[Collected data]
——

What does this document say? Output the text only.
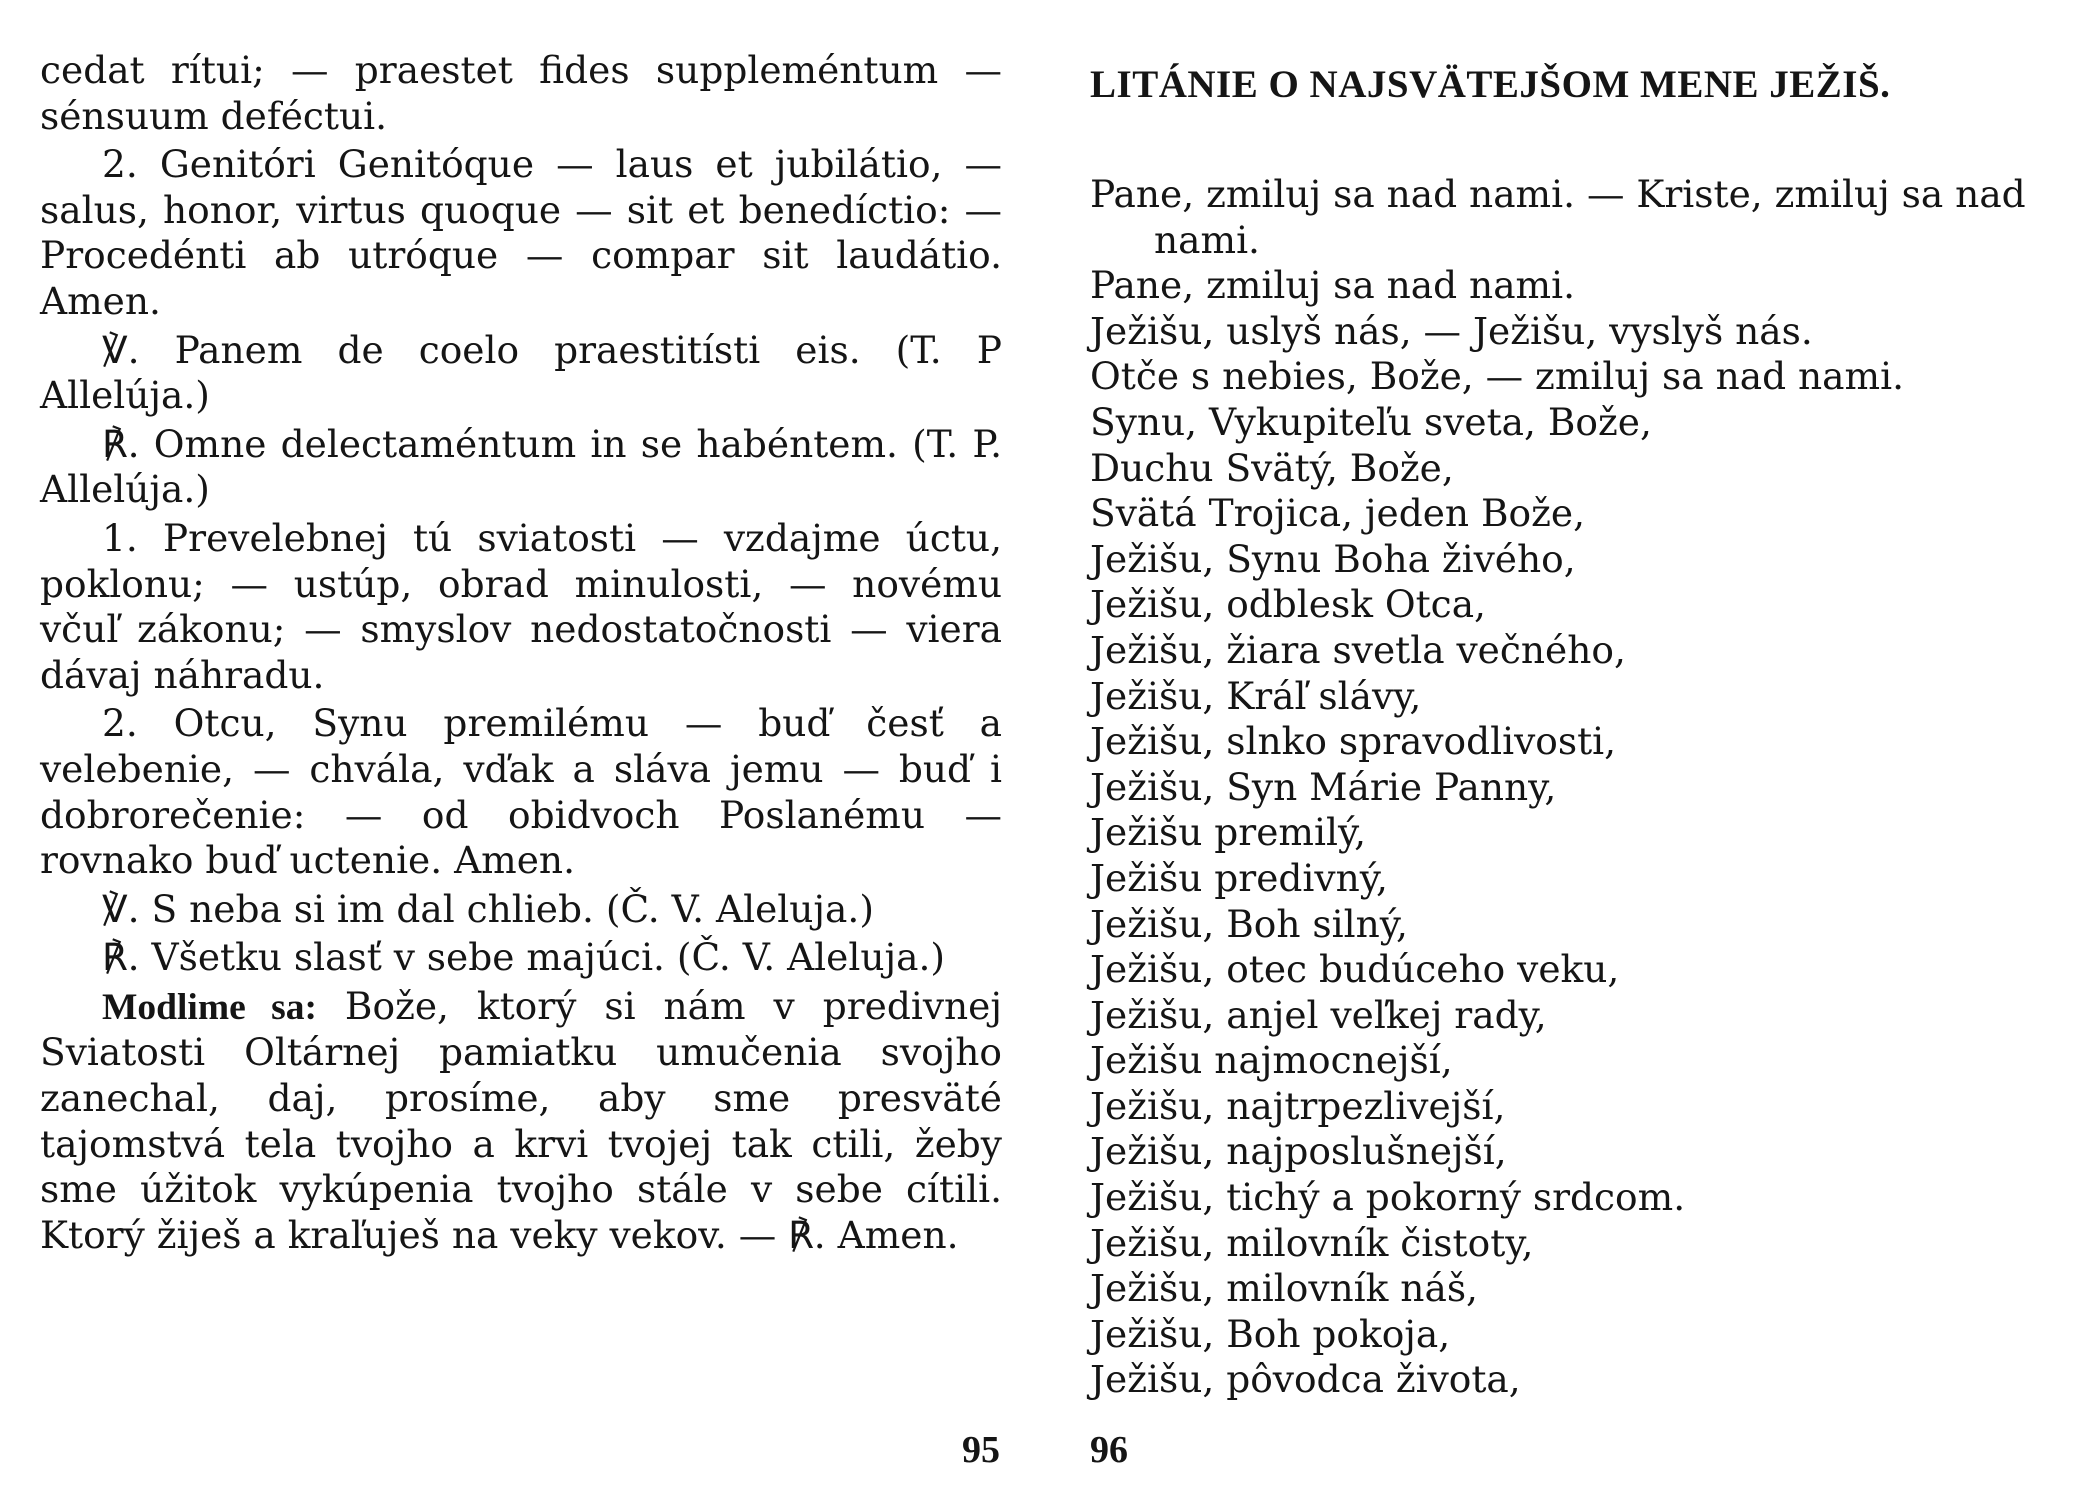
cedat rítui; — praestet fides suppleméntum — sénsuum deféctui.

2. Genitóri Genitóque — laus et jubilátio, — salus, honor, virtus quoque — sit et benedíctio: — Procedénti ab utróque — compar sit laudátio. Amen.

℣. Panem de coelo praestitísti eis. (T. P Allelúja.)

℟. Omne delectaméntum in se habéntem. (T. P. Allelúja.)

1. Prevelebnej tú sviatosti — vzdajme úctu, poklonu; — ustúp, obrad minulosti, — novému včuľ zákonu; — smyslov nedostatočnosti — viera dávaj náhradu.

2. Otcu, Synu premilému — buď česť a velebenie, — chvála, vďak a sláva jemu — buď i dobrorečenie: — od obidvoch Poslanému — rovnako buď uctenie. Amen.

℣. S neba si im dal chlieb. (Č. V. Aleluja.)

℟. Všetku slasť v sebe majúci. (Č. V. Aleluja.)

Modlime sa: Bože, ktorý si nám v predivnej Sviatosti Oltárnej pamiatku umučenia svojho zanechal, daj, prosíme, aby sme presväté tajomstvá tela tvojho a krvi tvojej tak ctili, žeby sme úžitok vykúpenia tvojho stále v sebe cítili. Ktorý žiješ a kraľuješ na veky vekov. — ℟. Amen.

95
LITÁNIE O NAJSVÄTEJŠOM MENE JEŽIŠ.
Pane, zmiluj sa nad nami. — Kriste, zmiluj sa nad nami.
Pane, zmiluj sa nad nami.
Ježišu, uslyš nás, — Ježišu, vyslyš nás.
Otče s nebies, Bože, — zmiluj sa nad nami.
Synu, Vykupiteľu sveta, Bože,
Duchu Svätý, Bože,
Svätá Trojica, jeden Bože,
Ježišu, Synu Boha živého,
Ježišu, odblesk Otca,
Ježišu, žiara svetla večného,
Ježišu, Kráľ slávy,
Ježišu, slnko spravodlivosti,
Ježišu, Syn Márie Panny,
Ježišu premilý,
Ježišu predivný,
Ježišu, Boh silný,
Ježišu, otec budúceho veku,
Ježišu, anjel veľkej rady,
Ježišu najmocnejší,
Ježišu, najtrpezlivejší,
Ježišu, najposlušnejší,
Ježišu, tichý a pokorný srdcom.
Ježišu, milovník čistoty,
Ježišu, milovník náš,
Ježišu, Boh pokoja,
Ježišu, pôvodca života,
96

——

Take every line above carrying "milovník" and return it.

| Exercise result |
Ježišu, milovník čistoty,
Ježišu, milovník náš,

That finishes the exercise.